> **PROVIDED RECORDS**:
* * * * * * *
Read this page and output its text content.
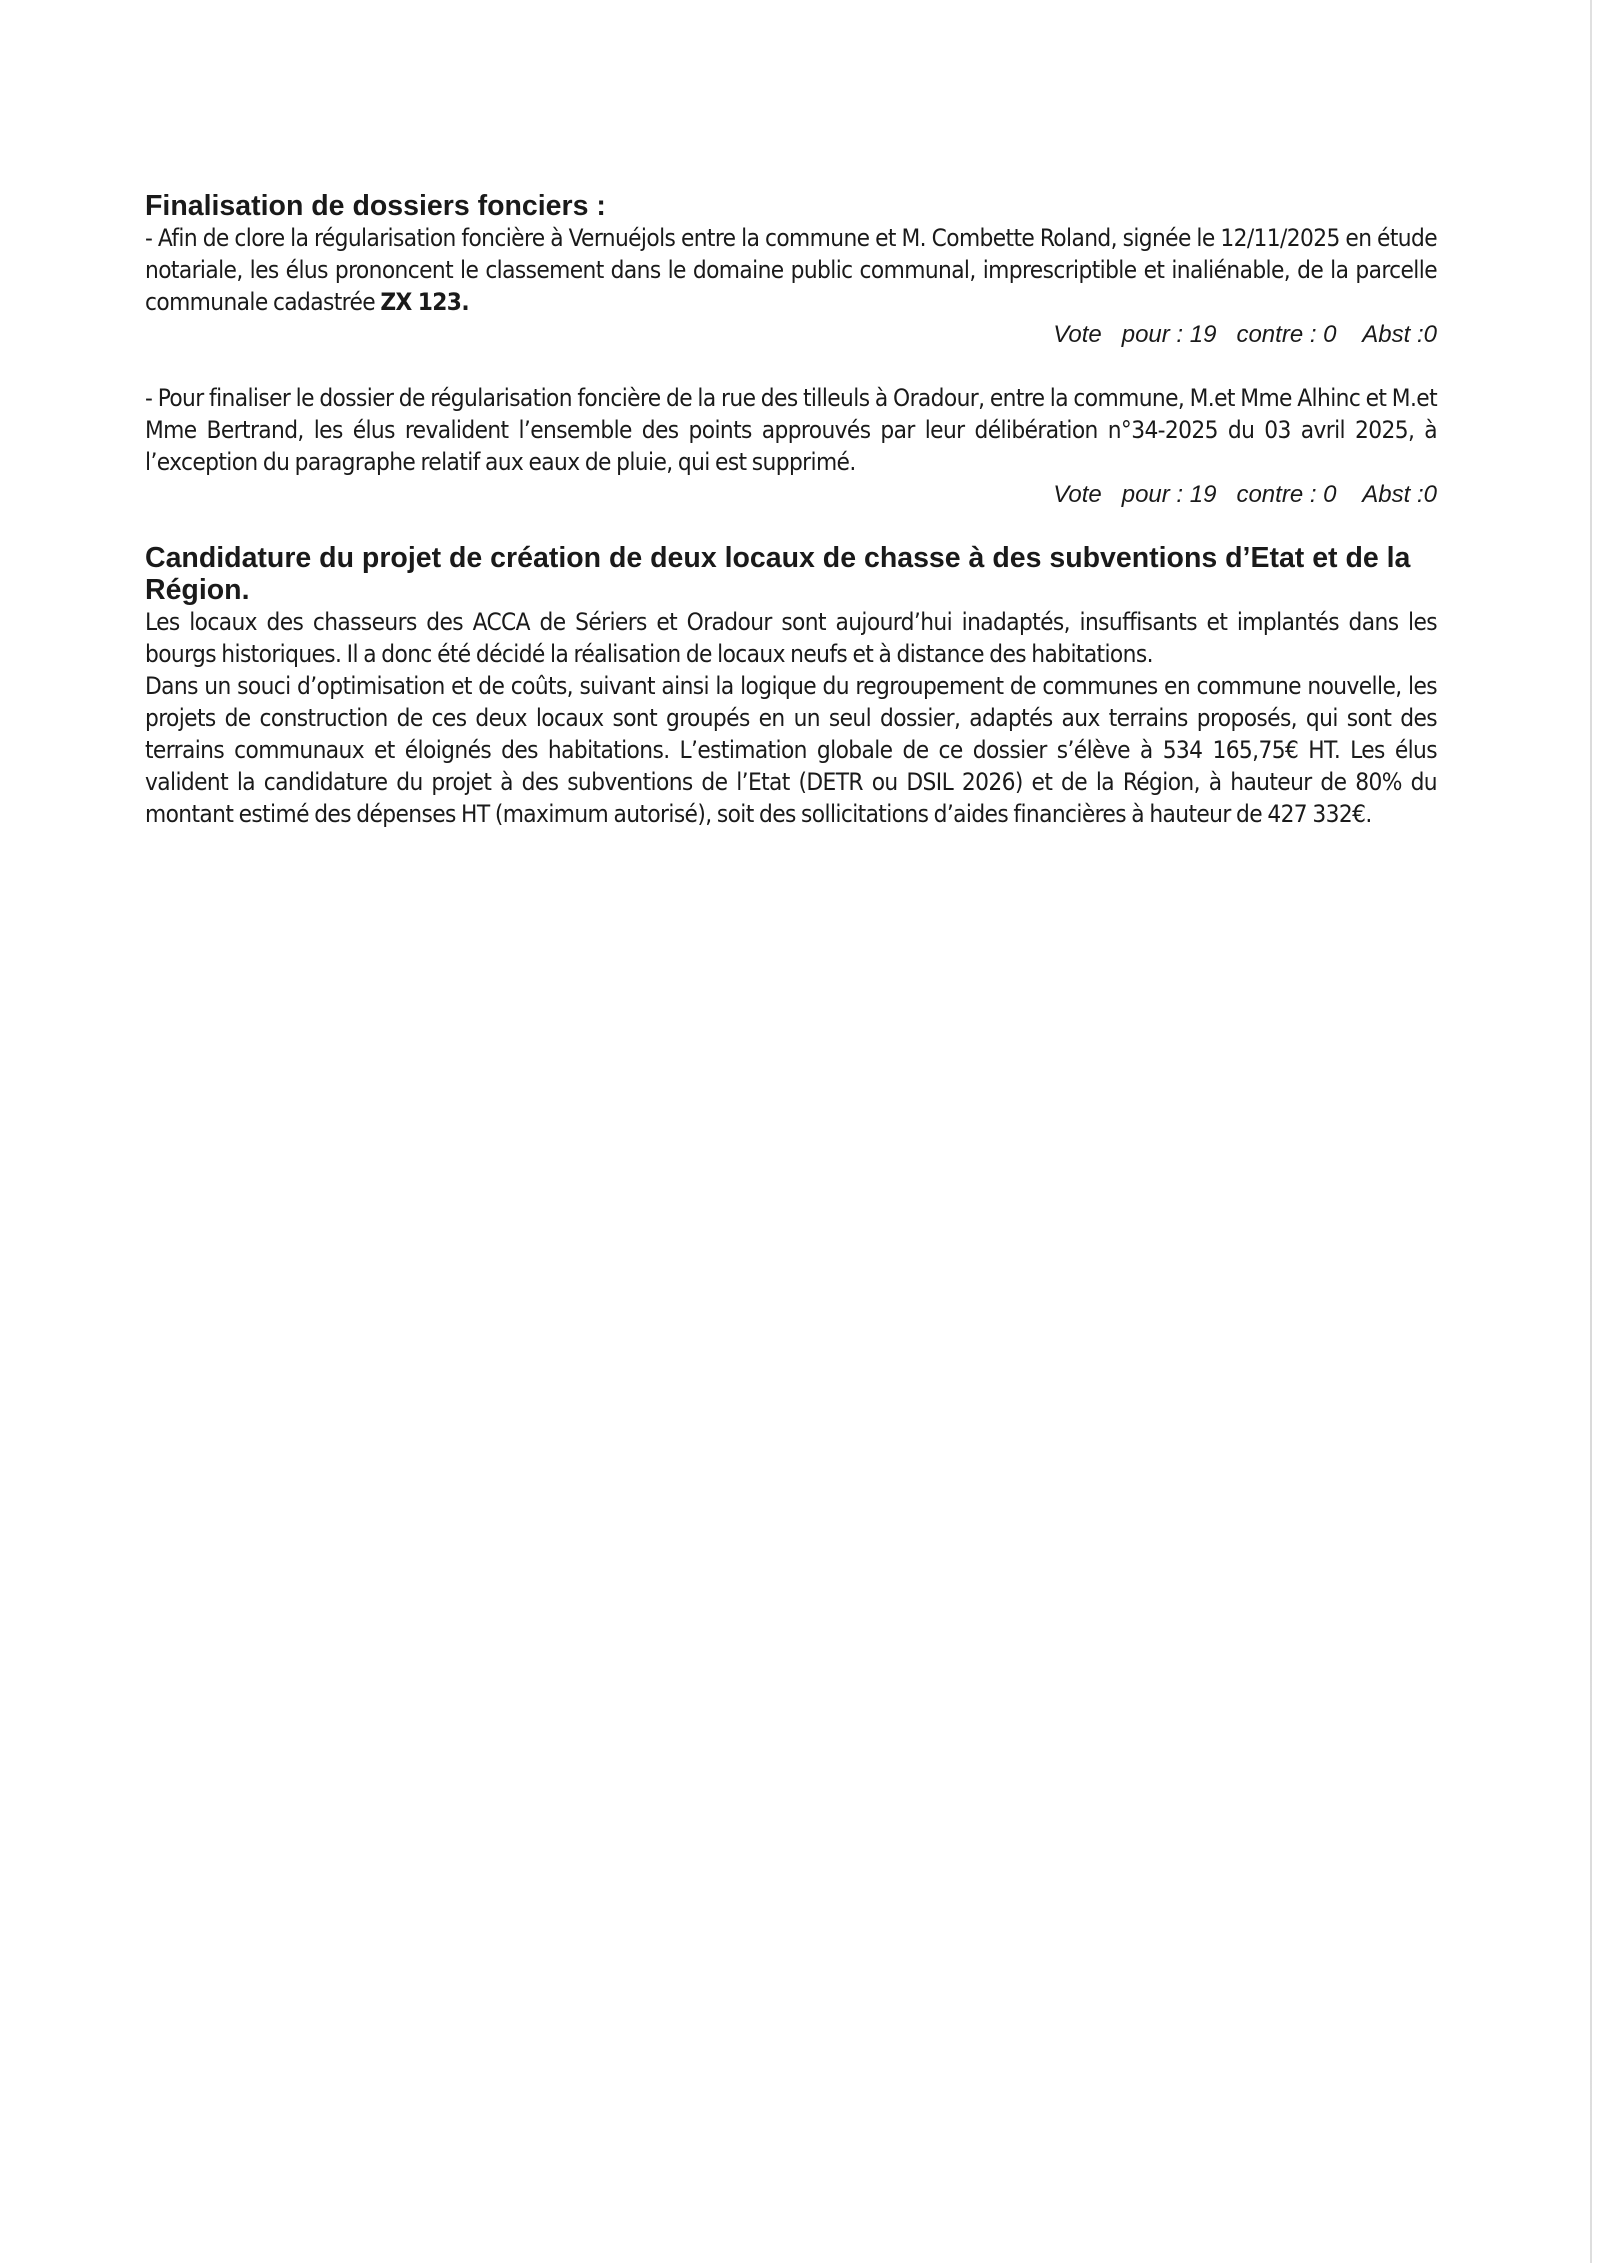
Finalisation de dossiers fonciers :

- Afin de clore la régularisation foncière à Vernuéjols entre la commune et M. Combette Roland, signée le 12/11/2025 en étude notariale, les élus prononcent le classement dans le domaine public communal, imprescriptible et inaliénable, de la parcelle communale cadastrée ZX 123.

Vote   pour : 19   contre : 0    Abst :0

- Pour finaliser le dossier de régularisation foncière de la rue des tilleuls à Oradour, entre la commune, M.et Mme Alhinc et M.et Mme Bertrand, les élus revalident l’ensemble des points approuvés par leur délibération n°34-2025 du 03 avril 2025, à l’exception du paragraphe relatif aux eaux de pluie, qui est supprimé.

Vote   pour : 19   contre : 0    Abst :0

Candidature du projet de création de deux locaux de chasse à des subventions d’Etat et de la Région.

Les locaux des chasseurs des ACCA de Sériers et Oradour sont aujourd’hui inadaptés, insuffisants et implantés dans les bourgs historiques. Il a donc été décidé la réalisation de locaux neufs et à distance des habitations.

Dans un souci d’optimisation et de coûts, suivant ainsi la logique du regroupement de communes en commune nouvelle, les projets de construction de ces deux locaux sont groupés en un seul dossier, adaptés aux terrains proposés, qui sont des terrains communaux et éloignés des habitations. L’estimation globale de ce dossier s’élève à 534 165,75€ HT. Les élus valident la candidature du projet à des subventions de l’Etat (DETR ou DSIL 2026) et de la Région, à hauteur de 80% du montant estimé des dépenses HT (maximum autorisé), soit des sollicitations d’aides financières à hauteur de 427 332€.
* * * * * * *
Reproduce every entry word for word, but omit the pictures.

> **OUTPUT FOR THIS TASK**:
Read this page and output its text content.
Finalisation de dossiers fonciers :

- Afin de clore la régularisation foncière à Vernuéjols entre la commune et M. Combette Roland, signée le 12/11/2025 en étude notariale, les élus prononcent le classement dans le domaine public communal, imprescriptible et inaliénable, de la parcelle communale cadastrée ZX 123.

Vote   pour : 19   contre : 0    Abst :0

- Pour finaliser le dossier de régularisation foncière de la rue des tilleuls à Oradour, entre la commune, M.et Mme Alhinc et M.et Mme Bertrand, les élus revalident l’ensemble des points approuvés par leur délibération n°34-2025 du 03 avril 2025, à l’exception du paragraphe relatif aux eaux de pluie, qui est supprimé.

Vote   pour : 19   contre : 0    Abst :0

Candidature du projet de création de deux locaux de chasse à des subventions d’Etat et de la Région.

Les locaux des chasseurs des ACCA de Sériers et Oradour sont aujourd’hui inadaptés, insuffisants et implantés dans les bourgs historiques. Il a donc été décidé la réalisation de locaux neufs et à distance des habitations.

Dans un souci d’optimisation et de coûts, suivant ainsi la logique du regroupement de communes en commune nouvelle, les projets de construction de ces deux locaux sont groupés en un seul dossier, adaptés aux terrains proposés, qui sont des terrains communaux et éloignés des habitations. L’estimation globale de ce dossier s’élève à 534 165,75€ HT. Les élus valident la candidature du projet à des subventions de l’Etat (DETR ou DSIL 2026) et de la Région, à hauteur de 80% du montant estimé des dépenses HT (maximum autorisé), soit des sollicitations d’aides financières à hauteur de 427 332€.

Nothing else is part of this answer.